[Task goal]
How many of the lines below hold the word "жидкости"? Answer only with the number.

[Collected data entries]
►
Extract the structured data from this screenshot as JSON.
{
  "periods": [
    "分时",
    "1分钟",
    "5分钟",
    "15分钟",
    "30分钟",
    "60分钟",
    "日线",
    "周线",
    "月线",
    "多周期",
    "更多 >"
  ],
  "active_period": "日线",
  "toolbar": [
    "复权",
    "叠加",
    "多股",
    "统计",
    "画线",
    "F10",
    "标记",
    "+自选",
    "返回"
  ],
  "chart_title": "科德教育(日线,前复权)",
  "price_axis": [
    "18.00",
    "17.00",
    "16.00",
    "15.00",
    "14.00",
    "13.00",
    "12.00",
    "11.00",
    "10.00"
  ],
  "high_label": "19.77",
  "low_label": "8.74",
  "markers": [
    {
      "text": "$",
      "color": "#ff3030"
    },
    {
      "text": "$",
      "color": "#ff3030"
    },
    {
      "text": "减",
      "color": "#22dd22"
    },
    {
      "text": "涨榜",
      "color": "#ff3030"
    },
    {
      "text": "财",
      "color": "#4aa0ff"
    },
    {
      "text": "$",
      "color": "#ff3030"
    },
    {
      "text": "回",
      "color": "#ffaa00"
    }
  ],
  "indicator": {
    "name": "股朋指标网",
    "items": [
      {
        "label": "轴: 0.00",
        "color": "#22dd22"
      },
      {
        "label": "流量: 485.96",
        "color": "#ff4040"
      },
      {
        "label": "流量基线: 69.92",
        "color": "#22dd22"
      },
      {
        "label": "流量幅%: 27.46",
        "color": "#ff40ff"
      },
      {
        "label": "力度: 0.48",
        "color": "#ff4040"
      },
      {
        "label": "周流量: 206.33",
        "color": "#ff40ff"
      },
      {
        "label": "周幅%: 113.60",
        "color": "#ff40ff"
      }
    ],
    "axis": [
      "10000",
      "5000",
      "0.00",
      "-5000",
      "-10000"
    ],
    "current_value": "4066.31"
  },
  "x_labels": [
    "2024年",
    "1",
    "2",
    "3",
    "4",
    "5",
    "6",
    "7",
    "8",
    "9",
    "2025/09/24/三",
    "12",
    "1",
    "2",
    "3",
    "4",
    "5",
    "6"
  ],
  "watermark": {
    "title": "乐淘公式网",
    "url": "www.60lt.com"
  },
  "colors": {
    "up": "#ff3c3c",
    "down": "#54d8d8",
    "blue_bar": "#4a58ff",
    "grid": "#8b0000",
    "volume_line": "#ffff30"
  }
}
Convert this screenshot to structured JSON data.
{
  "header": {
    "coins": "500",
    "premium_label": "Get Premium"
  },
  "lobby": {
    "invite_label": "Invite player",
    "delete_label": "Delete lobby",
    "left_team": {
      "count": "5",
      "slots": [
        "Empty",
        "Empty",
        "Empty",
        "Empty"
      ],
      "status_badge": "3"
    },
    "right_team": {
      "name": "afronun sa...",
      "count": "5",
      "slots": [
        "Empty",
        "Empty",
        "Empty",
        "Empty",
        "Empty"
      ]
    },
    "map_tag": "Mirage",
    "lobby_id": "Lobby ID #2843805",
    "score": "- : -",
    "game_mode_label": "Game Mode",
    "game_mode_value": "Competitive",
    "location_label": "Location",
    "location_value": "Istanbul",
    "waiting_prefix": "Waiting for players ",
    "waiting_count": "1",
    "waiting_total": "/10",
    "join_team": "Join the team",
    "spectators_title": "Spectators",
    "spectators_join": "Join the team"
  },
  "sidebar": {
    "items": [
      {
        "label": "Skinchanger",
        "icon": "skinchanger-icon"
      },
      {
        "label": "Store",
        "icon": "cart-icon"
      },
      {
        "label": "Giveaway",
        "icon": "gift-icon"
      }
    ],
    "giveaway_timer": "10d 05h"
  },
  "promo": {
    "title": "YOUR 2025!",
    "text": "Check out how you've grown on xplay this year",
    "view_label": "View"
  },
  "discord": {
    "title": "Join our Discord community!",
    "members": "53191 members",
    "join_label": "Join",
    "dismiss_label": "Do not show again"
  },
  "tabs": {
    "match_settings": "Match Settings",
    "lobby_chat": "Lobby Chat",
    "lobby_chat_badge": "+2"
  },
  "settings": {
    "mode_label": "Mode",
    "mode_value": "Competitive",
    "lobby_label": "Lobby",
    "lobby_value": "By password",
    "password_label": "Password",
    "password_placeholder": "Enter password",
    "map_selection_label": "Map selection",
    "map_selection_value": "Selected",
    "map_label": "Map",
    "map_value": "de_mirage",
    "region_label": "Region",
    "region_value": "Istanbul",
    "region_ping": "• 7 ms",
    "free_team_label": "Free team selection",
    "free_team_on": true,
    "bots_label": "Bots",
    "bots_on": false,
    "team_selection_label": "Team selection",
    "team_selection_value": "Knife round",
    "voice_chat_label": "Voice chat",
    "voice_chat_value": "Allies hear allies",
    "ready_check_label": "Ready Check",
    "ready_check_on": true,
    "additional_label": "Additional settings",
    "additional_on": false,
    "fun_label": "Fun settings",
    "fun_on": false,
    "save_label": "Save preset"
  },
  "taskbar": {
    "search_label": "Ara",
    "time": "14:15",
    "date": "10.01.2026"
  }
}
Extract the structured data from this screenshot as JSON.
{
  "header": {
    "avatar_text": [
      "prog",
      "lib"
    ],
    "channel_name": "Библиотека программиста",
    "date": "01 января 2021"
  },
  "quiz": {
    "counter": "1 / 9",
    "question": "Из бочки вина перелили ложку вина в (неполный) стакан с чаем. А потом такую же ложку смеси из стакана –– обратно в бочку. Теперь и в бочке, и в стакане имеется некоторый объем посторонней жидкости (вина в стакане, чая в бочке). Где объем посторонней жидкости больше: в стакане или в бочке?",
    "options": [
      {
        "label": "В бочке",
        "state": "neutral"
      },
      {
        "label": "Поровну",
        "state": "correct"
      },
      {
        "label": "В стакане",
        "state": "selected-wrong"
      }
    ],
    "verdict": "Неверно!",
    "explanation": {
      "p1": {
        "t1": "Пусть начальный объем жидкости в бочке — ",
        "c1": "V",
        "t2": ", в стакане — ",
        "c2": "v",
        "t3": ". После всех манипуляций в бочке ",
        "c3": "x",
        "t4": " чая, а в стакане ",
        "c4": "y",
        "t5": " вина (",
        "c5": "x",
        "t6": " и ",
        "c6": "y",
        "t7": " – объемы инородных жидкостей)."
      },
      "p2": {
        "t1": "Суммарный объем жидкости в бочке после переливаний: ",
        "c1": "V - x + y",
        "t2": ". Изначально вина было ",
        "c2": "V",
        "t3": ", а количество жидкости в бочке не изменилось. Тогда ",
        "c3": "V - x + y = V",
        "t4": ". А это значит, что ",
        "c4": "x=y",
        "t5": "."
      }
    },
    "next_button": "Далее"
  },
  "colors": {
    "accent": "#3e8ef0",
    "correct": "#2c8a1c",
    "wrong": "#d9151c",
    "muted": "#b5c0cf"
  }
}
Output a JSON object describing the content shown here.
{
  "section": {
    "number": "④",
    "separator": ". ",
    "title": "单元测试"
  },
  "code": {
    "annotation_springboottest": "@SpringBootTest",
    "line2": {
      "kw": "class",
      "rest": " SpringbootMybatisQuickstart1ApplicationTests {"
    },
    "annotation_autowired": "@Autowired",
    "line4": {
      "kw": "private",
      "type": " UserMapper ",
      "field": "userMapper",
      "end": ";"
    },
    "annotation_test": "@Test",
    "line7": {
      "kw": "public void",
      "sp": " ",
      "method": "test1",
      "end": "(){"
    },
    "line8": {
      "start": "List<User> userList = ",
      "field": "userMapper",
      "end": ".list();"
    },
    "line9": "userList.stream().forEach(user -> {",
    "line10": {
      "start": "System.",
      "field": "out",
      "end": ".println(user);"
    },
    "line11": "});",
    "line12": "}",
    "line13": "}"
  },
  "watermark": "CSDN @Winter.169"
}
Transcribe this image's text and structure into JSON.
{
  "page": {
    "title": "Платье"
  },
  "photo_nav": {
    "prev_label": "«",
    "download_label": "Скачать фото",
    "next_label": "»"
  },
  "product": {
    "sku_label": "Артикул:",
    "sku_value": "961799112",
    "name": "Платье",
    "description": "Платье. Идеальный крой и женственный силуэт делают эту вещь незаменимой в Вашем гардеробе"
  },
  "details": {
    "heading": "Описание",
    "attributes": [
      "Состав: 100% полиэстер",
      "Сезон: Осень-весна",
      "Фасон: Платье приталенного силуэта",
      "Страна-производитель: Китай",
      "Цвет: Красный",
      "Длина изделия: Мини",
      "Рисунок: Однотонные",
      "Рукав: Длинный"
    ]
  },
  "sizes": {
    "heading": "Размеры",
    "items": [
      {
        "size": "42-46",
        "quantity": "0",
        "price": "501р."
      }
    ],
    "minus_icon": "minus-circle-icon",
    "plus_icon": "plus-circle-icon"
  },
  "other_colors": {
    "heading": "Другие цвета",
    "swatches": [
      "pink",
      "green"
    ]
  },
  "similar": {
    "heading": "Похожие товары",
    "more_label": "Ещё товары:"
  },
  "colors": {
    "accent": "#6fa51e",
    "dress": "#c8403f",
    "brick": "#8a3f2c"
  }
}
◄
[Solution to this exercise]
4